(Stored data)
○ ○ ○ ○ ○ ○ ○

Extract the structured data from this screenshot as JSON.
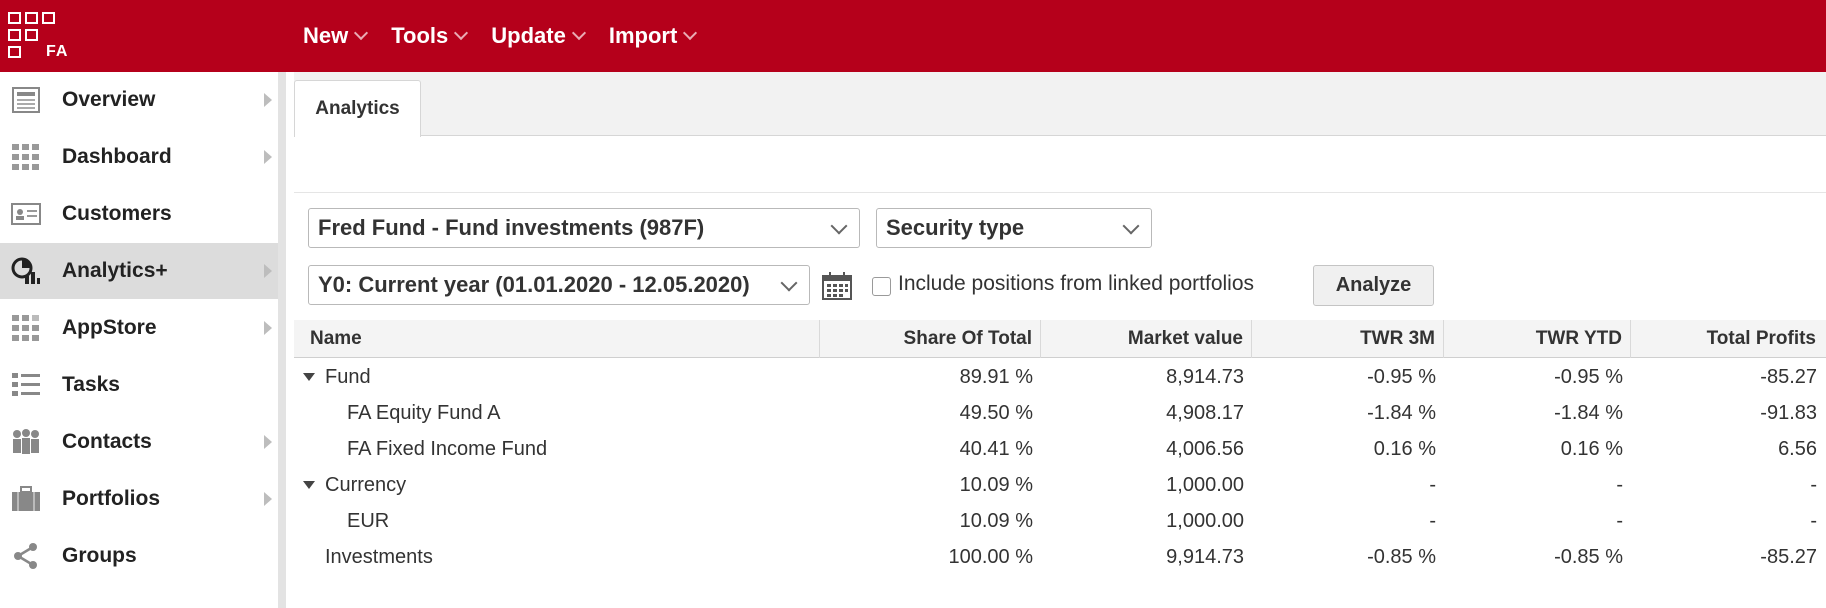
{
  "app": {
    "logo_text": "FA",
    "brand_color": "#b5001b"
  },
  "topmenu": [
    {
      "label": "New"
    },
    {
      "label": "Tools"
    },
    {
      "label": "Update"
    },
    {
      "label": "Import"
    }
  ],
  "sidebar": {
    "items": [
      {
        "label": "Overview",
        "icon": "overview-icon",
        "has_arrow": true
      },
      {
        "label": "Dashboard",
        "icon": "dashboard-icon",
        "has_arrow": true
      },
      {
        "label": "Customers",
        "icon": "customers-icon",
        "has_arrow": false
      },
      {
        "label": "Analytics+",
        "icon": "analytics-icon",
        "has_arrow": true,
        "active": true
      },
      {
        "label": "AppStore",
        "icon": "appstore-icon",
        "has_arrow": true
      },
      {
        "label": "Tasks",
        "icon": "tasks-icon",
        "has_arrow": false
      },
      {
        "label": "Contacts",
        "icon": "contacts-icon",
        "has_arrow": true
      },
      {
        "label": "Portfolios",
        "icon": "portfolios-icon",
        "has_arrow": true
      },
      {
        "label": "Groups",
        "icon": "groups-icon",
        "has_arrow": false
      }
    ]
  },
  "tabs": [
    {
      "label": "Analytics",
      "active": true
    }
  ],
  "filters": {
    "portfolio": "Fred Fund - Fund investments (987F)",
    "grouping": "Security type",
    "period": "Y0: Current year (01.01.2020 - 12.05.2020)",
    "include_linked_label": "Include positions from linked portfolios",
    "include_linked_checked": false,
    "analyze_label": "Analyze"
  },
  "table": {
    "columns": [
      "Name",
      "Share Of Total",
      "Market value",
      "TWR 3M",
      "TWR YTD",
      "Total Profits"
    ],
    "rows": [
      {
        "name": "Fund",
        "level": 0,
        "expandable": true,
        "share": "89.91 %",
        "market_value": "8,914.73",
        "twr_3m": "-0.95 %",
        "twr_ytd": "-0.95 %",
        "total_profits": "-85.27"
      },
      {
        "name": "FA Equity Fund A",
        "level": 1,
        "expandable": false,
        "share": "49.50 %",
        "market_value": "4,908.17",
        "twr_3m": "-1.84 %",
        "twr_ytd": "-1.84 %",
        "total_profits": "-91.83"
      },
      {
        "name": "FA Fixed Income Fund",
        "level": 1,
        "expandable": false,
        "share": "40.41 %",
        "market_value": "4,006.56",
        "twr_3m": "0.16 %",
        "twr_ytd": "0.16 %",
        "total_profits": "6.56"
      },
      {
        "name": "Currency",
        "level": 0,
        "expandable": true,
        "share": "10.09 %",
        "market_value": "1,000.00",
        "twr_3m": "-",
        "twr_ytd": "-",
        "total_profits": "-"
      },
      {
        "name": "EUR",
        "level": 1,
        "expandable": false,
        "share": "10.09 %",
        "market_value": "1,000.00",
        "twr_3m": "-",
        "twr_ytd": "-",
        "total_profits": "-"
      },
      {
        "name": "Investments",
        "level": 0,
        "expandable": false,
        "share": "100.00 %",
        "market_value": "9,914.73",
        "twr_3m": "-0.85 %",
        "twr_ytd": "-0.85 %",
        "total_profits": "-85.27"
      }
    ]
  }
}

○ ○ ○ ○ ○ ○ ○

▸ **WHAT IS BEING ASKED**
Please set down each line of the data above exactly as written, without the pictures.

▸ **COMPLETE ANSWER**
Extract the structured data from this screenshot as JSON.
{
  "app": {
    "logo_text": "FA",
    "brand_color": "#b5001b"
  },
  "topmenu": [
    {
      "label": "New"
    },
    {
      "label": "Tools"
    },
    {
      "label": "Update"
    },
    {
      "label": "Import"
    }
  ],
  "sidebar": {
    "items": [
      {
        "label": "Overview",
        "icon": "overview-icon",
        "has_arrow": true
      },
      {
        "label": "Dashboard",
        "icon": "dashboard-icon",
        "has_arrow": true
      },
      {
        "label": "Customers",
        "icon": "customers-icon",
        "has_arrow": false
      },
      {
        "label": "Analytics+",
        "icon": "analytics-icon",
        "has_arrow": true,
        "active": true
      },
      {
        "label": "AppStore",
        "icon": "appstore-icon",
        "has_arrow": true
      },
      {
        "label": "Tasks",
        "icon": "tasks-icon",
        "has_arrow": false
      },
      {
        "label": "Contacts",
        "icon": "contacts-icon",
        "has_arrow": true
      },
      {
        "label": "Portfolios",
        "icon": "portfolios-icon",
        "has_arrow": true
      },
      {
        "label": "Groups",
        "icon": "groups-icon",
        "has_arrow": false
      }
    ]
  },
  "tabs": [
    {
      "label": "Analytics",
      "active": true
    }
  ],
  "filters": {
    "portfolio": "Fred Fund - Fund investments (987F)",
    "grouping": "Security type",
    "period": "Y0: Current year (01.01.2020 - 12.05.2020)",
    "include_linked_label": "Include positions from linked portfolios",
    "include_linked_checked": false,
    "analyze_label": "Analyze"
  },
  "table": {
    "columns": [
      "Name",
      "Share Of Total",
      "Market value",
      "TWR 3M",
      "TWR YTD",
      "Total Profits"
    ],
    "rows": [
      {
        "name": "Fund",
        "level": 0,
        "expandable": true,
        "share": "89.91 %",
        "market_value": "8,914.73",
        "twr_3m": "-0.95 %",
        "twr_ytd": "-0.95 %",
        "total_profits": "-85.27"
      },
      {
        "name": "FA Equity Fund A",
        "level": 1,
        "expandable": false,
        "share": "49.50 %",
        "market_value": "4,908.17",
        "twr_3m": "-1.84 %",
        "twr_ytd": "-1.84 %",
        "total_profits": "-91.83"
      },
      {
        "name": "FA Fixed Income Fund",
        "level": 1,
        "expandable": false,
        "share": "40.41 %",
        "market_value": "4,006.56",
        "twr_3m": "0.16 %",
        "twr_ytd": "0.16 %",
        "total_profits": "6.56"
      },
      {
        "name": "Currency",
        "level": 0,
        "expandable": true,
        "share": "10.09 %",
        "market_value": "1,000.00",
        "twr_3m": "-",
        "twr_ytd": "-",
        "total_profits": "-"
      },
      {
        "name": "EUR",
        "level": 1,
        "expandable": false,
        "share": "10.09 %",
        "market_value": "1,000.00",
        "twr_3m": "-",
        "twr_ytd": "-",
        "total_profits": "-"
      },
      {
        "name": "Investments",
        "level": 0,
        "expandable": false,
        "share": "100.00 %",
        "market_value": "9,914.73",
        "twr_3m": "-0.85 %",
        "twr_ytd": "-0.85 %",
        "total_profits": "-85.27"
      }
    ]
  }
}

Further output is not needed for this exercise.